# DATASET:
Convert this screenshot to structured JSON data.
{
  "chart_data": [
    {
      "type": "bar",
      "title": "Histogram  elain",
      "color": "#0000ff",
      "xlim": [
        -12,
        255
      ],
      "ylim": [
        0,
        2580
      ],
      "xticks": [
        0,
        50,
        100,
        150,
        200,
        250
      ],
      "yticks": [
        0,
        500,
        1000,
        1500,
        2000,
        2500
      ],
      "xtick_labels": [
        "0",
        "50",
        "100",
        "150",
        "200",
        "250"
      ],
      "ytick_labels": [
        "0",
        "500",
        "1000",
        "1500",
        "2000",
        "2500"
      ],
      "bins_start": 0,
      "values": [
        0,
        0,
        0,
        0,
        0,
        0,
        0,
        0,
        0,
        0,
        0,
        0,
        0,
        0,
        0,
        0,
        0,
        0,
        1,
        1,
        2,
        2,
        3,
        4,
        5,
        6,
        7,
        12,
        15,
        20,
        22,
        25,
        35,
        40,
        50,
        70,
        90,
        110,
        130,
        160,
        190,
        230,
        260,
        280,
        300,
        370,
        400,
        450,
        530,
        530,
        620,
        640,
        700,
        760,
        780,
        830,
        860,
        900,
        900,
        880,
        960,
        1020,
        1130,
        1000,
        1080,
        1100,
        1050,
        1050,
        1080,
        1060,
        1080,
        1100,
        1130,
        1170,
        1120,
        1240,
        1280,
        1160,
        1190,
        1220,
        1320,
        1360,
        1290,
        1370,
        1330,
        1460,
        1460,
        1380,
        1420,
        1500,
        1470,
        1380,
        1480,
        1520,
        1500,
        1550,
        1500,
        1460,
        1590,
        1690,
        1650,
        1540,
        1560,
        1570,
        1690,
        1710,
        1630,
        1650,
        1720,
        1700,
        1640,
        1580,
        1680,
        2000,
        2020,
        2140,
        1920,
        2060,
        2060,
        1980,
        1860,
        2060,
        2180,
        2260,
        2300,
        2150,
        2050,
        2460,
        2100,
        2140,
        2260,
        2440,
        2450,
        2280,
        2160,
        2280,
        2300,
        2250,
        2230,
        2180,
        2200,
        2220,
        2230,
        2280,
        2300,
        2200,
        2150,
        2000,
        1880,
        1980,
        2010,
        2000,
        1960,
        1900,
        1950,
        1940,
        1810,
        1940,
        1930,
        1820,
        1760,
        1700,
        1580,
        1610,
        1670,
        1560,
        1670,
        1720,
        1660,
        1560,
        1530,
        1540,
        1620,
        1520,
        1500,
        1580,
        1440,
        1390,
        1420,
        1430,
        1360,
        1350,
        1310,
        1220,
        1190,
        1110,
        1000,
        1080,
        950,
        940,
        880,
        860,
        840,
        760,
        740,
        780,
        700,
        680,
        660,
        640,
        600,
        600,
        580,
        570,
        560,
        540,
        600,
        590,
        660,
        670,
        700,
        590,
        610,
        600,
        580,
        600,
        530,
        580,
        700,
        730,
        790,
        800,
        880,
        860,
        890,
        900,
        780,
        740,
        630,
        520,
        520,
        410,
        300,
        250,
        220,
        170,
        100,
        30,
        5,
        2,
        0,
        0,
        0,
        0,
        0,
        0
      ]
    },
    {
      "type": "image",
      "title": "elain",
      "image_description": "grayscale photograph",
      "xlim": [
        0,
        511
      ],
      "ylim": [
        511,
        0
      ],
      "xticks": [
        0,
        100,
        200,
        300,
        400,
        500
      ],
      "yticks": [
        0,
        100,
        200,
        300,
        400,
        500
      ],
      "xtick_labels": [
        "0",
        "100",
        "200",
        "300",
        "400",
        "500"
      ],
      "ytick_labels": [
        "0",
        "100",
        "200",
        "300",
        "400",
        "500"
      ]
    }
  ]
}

# AIM OF THE TASK:
Copy all of the data exactly.

# THE SOLUTION:
Convert this screenshot to structured JSON data.
{
  "chart_data": [
    {
      "type": "bar",
      "title": "Histogram  elain",
      "color": "#0000ff",
      "xlim": [
        -12,
        255
      ],
      "ylim": [
        0,
        2580
      ],
      "xticks": [
        0,
        50,
        100,
        150,
        200,
        250
      ],
      "yticks": [
        0,
        500,
        1000,
        1500,
        2000,
        2500
      ],
      "xtick_labels": [
        "0",
        "50",
        "100",
        "150",
        "200",
        "250"
      ],
      "ytick_labels": [
        "0",
        "500",
        "1000",
        "1500",
        "2000",
        "2500"
      ],
      "bins_start": 0,
      "values": [
        0,
        0,
        0,
        0,
        0,
        0,
        0,
        0,
        0,
        0,
        0,
        0,
        0,
        0,
        0,
        0,
        0,
        0,
        1,
        1,
        2,
        2,
        3,
        4,
        5,
        6,
        7,
        12,
        15,
        20,
        22,
        25,
        35,
        40,
        50,
        70,
        90,
        110,
        130,
        160,
        190,
        230,
        260,
        280,
        300,
        370,
        400,
        450,
        530,
        530,
        620,
        640,
        700,
        760,
        780,
        830,
        860,
        900,
        900,
        880,
        960,
        1020,
        1130,
        1000,
        1080,
        1100,
        1050,
        1050,
        1080,
        1060,
        1080,
        1100,
        1130,
        1170,
        1120,
        1240,
        1280,
        1160,
        1190,
        1220,
        1320,
        1360,
        1290,
        1370,
        1330,
        1460,
        1460,
        1380,
        1420,
        1500,
        1470,
        1380,
        1480,
        1520,
        1500,
        1550,
        1500,
        1460,
        1590,
        1690,
        1650,
        1540,
        1560,
        1570,
        1690,
        1710,
        1630,
        1650,
        1720,
        1700,
        1640,
        1580,
        1680,
        2000,
        2020,
        2140,
        1920,
        2060,
        2060,
        1980,
        1860,
        2060,
        2180,
        2260,
        2300,
        2150,
        2050,
        2460,
        2100,
        2140,
        2260,
        2440,
        2450,
        2280,
        2160,
        2280,
        2300,
        2250,
        2230,
        2180,
        2200,
        2220,
        2230,
        2280,
        2300,
        2200,
        2150,
        2000,
        1880,
        1980,
        2010,
        2000,
        1960,
        1900,
        1950,
        1940,
        1810,
        1940,
        1930,
        1820,
        1760,
        1700,
        1580,
        1610,
        1670,
        1560,
        1670,
        1720,
        1660,
        1560,
        1530,
        1540,
        1620,
        1520,
        1500,
        1580,
        1440,
        1390,
        1420,
        1430,
        1360,
        1350,
        1310,
        1220,
        1190,
        1110,
        1000,
        1080,
        950,
        940,
        880,
        860,
        840,
        760,
        740,
        780,
        700,
        680,
        660,
        640,
        600,
        600,
        580,
        570,
        560,
        540,
        600,
        590,
        660,
        670,
        700,
        590,
        610,
        600,
        580,
        600,
        530,
        580,
        700,
        730,
        790,
        800,
        880,
        860,
        890,
        900,
        780,
        740,
        630,
        520,
        520,
        410,
        300,
        250,
        220,
        170,
        100,
        30,
        5,
        2,
        0,
        0,
        0,
        0,
        0,
        0
      ]
    },
    {
      "type": "image",
      "title": "elain",
      "image_description": "grayscale photograph",
      "xlim": [
        0,
        511
      ],
      "ylim": [
        511,
        0
      ],
      "xticks": [
        0,
        100,
        200,
        300,
        400,
        500
      ],
      "yticks": [
        0,
        100,
        200,
        300,
        400,
        500
      ],
      "xtick_labels": [
        "0",
        "100",
        "200",
        "300",
        "400",
        "500"
      ],
      "ytick_labels": [
        "0",
        "100",
        "200",
        "300",
        "400",
        "500"
      ]
    }
  ]
}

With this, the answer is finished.